▶ Task instructions
Gather all lines with the word "marker" in them.

▶ Information shown
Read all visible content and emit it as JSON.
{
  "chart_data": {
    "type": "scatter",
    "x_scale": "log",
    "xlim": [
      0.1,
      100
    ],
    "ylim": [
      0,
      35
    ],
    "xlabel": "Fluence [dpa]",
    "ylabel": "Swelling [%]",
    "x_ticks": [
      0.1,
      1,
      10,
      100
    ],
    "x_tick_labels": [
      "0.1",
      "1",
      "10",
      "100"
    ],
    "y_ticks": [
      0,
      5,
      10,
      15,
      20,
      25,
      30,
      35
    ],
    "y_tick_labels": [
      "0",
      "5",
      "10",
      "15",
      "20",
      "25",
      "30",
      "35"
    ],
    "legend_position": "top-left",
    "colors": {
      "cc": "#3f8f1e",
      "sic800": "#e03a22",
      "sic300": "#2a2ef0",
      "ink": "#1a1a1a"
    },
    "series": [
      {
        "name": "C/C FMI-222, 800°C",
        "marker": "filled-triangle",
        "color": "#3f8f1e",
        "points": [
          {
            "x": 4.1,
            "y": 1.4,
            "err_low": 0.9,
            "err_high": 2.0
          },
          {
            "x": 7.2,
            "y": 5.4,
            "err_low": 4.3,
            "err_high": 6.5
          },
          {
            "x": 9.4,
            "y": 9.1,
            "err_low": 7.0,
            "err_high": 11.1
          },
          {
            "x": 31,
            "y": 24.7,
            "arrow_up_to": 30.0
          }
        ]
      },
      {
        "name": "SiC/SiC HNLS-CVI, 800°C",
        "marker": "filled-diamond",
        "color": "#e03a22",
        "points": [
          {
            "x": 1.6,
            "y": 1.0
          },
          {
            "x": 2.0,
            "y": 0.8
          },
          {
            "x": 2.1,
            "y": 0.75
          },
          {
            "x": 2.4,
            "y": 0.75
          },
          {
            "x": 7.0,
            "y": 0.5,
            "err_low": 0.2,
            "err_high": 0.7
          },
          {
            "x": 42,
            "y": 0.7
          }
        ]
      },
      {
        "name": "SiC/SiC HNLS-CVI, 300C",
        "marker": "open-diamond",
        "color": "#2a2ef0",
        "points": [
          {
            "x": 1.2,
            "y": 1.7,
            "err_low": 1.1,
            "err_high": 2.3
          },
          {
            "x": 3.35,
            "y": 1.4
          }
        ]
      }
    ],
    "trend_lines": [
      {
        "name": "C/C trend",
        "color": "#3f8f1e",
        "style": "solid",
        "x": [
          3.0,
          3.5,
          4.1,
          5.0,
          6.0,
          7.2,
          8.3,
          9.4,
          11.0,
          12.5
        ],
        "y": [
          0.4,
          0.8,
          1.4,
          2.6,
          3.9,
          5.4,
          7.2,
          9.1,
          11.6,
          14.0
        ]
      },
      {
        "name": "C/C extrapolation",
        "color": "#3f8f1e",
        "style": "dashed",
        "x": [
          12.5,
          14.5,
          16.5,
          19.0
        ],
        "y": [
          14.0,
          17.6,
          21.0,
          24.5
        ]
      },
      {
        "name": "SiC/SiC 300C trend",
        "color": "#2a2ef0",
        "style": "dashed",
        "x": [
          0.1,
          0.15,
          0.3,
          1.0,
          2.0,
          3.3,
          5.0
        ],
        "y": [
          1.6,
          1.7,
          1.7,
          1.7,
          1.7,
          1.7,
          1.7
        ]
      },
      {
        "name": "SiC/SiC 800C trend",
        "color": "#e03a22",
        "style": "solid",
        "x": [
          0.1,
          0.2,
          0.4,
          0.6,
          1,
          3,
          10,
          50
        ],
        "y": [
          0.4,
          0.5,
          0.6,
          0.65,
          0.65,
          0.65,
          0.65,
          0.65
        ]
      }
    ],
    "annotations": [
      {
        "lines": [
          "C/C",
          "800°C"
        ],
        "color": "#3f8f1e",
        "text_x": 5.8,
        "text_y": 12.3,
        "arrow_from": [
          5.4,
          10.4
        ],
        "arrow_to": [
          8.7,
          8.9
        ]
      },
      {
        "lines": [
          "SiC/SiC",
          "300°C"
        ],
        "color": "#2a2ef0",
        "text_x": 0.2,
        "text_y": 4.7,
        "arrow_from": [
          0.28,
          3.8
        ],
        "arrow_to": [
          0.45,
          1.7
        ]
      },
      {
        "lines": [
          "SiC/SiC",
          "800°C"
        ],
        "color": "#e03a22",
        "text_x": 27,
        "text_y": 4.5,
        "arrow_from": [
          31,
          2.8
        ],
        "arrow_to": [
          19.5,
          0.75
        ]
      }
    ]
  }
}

▶ Written response
        "marker": "filled-triangle",
        "marker": "filled-diamond",
        "marker": "open-diamond",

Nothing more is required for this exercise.